• **SET PROBLEM**:
Filter the data below for the string "this" and copy each matching line.

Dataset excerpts
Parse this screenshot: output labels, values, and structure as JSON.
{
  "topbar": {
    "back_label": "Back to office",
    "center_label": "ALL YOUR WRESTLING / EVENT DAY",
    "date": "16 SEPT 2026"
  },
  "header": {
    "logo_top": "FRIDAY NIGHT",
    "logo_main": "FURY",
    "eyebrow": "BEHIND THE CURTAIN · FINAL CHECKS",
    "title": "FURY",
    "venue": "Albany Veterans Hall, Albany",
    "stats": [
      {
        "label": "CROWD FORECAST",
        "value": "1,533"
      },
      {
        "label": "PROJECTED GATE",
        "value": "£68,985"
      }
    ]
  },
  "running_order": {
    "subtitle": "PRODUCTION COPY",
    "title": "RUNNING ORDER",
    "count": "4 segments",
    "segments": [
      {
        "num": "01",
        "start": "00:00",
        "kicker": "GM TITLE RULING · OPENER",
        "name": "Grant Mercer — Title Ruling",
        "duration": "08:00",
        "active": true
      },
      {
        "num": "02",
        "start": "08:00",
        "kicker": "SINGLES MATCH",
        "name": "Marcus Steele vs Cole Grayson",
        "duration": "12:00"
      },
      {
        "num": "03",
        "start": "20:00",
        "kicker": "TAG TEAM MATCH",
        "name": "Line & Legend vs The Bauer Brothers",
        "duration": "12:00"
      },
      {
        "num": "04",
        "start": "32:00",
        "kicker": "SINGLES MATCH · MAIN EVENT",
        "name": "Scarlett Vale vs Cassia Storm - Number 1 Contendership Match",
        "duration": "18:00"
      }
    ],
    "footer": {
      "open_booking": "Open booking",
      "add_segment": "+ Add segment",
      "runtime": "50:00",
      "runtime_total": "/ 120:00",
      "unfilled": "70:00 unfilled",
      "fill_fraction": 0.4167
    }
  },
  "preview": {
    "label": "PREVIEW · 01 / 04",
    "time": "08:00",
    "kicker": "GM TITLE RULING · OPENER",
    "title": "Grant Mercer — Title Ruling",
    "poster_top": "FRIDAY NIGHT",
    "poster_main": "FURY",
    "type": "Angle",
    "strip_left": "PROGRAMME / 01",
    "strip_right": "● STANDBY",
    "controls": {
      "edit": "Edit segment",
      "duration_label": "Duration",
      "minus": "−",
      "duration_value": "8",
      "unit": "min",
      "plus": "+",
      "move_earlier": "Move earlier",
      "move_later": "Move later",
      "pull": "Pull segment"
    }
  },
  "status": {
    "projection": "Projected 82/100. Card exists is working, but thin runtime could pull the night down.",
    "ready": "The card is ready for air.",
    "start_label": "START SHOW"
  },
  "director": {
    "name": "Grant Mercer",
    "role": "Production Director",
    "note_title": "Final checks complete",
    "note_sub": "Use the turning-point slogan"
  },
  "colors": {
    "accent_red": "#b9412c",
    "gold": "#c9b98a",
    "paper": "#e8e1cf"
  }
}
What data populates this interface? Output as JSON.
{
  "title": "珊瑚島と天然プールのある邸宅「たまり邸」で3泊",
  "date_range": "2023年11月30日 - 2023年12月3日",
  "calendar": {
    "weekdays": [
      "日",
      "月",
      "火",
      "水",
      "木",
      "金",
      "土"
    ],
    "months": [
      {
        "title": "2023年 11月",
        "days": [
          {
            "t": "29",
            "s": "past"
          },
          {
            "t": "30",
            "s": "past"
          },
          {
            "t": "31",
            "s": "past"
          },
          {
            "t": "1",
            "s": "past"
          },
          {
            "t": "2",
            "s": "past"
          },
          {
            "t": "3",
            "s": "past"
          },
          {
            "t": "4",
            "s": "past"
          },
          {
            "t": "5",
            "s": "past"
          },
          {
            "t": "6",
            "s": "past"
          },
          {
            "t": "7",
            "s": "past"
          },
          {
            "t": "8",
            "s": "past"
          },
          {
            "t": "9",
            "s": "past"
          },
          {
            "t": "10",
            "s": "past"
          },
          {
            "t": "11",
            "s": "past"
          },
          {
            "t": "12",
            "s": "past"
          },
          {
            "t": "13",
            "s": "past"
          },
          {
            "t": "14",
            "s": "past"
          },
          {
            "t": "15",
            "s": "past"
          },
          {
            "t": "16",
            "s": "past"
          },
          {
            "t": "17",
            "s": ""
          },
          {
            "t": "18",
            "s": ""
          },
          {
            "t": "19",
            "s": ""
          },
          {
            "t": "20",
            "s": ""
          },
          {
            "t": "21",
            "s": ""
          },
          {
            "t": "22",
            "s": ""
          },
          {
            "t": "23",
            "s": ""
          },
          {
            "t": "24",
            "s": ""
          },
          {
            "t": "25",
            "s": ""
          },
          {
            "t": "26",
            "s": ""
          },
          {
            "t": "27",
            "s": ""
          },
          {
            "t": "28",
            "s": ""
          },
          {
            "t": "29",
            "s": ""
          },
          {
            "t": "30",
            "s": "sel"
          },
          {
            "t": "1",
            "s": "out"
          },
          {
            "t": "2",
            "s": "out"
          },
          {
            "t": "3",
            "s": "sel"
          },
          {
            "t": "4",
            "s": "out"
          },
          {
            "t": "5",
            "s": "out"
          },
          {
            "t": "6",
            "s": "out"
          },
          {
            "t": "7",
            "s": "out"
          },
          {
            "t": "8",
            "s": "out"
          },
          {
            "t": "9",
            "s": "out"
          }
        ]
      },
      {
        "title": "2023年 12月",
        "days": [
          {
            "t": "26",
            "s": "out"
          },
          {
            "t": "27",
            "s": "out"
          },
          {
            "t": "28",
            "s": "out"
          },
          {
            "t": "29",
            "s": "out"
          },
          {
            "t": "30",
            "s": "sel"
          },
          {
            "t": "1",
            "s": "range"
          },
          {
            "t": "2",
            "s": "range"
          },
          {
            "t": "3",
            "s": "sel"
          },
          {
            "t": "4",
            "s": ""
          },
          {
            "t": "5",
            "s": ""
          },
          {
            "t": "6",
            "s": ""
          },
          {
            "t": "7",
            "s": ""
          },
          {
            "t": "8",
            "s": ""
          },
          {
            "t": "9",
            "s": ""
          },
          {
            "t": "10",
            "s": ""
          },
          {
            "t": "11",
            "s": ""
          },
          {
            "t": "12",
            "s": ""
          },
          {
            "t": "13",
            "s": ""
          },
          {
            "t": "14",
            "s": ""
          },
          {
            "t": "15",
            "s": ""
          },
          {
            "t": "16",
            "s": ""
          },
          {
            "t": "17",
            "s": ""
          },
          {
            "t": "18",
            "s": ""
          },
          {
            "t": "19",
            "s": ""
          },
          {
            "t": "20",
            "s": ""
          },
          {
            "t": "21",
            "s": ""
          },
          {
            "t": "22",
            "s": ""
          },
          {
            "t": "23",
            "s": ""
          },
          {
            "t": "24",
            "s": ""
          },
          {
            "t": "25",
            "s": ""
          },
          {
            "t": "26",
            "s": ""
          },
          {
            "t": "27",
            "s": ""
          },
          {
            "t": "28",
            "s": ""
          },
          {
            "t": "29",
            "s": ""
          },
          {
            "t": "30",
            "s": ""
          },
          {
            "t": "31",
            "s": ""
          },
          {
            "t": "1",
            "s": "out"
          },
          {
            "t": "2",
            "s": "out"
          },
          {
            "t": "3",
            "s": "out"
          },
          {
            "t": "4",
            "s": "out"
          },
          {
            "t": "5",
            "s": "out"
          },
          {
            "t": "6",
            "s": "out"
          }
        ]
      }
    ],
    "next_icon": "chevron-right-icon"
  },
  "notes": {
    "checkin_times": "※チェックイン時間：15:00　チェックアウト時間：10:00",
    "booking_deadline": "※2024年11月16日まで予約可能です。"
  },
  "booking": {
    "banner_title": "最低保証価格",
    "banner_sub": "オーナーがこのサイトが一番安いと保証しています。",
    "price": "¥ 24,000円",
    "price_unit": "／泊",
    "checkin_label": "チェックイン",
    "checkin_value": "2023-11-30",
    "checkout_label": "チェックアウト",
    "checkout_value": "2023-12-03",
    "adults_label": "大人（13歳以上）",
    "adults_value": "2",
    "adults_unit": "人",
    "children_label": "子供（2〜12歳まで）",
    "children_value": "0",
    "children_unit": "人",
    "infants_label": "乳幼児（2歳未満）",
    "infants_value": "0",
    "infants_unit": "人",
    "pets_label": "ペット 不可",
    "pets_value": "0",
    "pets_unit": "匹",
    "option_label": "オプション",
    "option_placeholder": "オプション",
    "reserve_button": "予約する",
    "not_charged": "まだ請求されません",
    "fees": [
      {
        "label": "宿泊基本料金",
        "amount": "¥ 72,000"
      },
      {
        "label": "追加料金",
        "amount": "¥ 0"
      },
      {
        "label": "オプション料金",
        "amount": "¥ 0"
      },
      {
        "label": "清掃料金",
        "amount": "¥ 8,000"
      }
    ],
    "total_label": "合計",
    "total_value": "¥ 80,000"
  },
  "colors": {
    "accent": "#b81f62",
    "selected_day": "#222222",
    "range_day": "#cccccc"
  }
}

• **SOLUTION BELOW**:
Parse this screenshot: output labels, values, and structure as JSON.
What data populates this interface? Output as JSON.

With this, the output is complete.